-- Start DATA SHOWN --

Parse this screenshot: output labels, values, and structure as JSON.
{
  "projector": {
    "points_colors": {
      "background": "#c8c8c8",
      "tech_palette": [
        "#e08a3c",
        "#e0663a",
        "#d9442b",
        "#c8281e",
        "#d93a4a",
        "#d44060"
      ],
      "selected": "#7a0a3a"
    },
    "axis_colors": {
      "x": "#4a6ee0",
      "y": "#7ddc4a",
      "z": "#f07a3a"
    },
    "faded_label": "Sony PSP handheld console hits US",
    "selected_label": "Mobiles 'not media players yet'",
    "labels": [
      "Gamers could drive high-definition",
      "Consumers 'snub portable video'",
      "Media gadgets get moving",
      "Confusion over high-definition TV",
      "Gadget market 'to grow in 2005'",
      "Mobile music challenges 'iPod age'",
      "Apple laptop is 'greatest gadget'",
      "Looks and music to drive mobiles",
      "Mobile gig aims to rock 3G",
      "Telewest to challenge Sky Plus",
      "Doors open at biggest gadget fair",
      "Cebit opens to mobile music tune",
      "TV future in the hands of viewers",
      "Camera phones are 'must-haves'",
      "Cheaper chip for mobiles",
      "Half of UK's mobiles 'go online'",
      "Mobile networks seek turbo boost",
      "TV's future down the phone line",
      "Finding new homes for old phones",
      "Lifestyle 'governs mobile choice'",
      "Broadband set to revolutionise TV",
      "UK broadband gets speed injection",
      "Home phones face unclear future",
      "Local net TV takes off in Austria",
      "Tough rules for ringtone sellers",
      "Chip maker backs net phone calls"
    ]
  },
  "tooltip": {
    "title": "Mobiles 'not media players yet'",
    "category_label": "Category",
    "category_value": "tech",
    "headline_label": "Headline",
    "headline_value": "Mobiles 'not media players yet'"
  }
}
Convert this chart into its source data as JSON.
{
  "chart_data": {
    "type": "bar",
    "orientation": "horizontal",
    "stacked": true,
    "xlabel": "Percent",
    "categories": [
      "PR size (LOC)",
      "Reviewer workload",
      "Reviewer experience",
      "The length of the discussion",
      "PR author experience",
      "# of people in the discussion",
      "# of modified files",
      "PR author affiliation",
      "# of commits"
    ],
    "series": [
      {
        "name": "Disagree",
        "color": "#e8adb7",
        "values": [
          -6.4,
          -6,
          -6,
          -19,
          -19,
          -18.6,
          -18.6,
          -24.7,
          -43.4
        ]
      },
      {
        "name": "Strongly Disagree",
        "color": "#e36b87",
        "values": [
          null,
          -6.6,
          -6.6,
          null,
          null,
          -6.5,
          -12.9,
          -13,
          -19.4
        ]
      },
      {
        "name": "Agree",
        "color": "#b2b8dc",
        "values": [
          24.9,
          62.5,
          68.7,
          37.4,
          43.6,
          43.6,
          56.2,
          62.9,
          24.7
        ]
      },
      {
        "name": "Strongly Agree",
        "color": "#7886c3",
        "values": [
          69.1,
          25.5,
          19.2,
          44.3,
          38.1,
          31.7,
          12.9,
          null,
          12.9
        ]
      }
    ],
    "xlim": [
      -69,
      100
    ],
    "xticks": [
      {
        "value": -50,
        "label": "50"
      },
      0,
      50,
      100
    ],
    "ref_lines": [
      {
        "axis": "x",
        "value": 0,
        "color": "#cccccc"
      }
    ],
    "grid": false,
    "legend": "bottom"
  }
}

-- End DATA SHOWN --

GOAL
Write out all the entries exactly.

SOLUTION FOR THIS PROBLEM
Parse this screenshot: output labels, values, and structure as JSON.
{
  "projector": {
    "points_colors": {
      "background": "#c8c8c8",
      "tech_palette": [
        "#e08a3c",
        "#e0663a",
        "#d9442b",
        "#c8281e",
        "#d93a4a",
        "#d44060"
      ],
      "selected": "#7a0a3a"
    },
    "axis_colors": {
      "x": "#4a6ee0",
      "y": "#7ddc4a",
      "z": "#f07a3a"
    },
    "faded_label": "Sony PSP handheld console hits US",
    "selected_label": "Mobiles 'not media players yet'",
    "labels": [
      "Gamers could drive high-definition",
      "Consumers 'snub portable video'",
      "Media gadgets get moving",
      "Confusion over high-definition TV",
      "Gadget market 'to grow in 2005'",
      "Mobile music challenges 'iPod age'",
      "Apple laptop is 'greatest gadget'",
      "Looks and music to drive mobiles",
      "Mobile gig aims to rock 3G",
      "Telewest to challenge Sky Plus",
      "Doors open at biggest gadget fair",
      "Cebit opens to mobile music tune",
      "TV future in the hands of viewers",
      "Camera phones are 'must-haves'",
      "Cheaper chip for mobiles",
      "Half of UK's mobiles 'go online'",
      "Mobile networks seek turbo boost",
      "TV's future down the phone line",
      "Finding new homes for old phones",
      "Lifestyle 'governs mobile choice'",
      "Broadband set to revolutionise TV",
      "UK broadband gets speed injection",
      "Home phones face unclear future",
      "Local net TV takes off in Austria",
      "Tough rules for ringtone sellers",
      "Chip maker backs net phone calls"
    ]
  },
  "tooltip": {
    "title": "Mobiles 'not media players yet'",
    "category_label": "Category",
    "category_value": "tech",
    "headline_label": "Headline",
    "headline_value": "Mobiles 'not media players yet'"
  }
}
Convert this chart into its source data as JSON.
{
  "chart_data": {
    "type": "bar",
    "orientation": "horizontal",
    "stacked": true,
    "xlabel": "Percent",
    "categories": [
      "PR size (LOC)",
      "Reviewer workload",
      "Reviewer experience",
      "The length of the discussion",
      "PR author experience",
      "# of people in the discussion",
      "# of modified files",
      "PR author affiliation",
      "# of commits"
    ],
    "series": [
      {
        "name": "Disagree",
        "color": "#e8adb7",
        "values": [
          -6.4,
          -6,
          -6,
          -19,
          -19,
          -18.6,
          -18.6,
          -24.7,
          -43.4
        ]
      },
      {
        "name": "Strongly Disagree",
        "color": "#e36b87",
        "values": [
          null,
          -6.6,
          -6.6,
          null,
          null,
          -6.5,
          -12.9,
          -13,
          -19.4
        ]
      },
      {
        "name": "Agree",
        "color": "#b2b8dc",
        "values": [
          24.9,
          62.5,
          68.7,
          37.4,
          43.6,
          43.6,
          56.2,
          62.9,
          24.7
        ]
      },
      {
        "name": "Strongly Agree",
        "color": "#7886c3",
        "values": [
          69.1,
          25.5,
          19.2,
          44.3,
          38.1,
          31.7,
          12.9,
          null,
          12.9
        ]
      }
    ],
    "xlim": [
      -69,
      100
    ],
    "xticks": [
      {
        "value": -50,
        "label": "50"
      },
      0,
      50,
      100
    ],
    "ref_lines": [
      {
        "axis": "x",
        "value": 0,
        "color": "#cccccc"
      }
    ],
    "grid": false,
    "legend": "bottom"
  }
}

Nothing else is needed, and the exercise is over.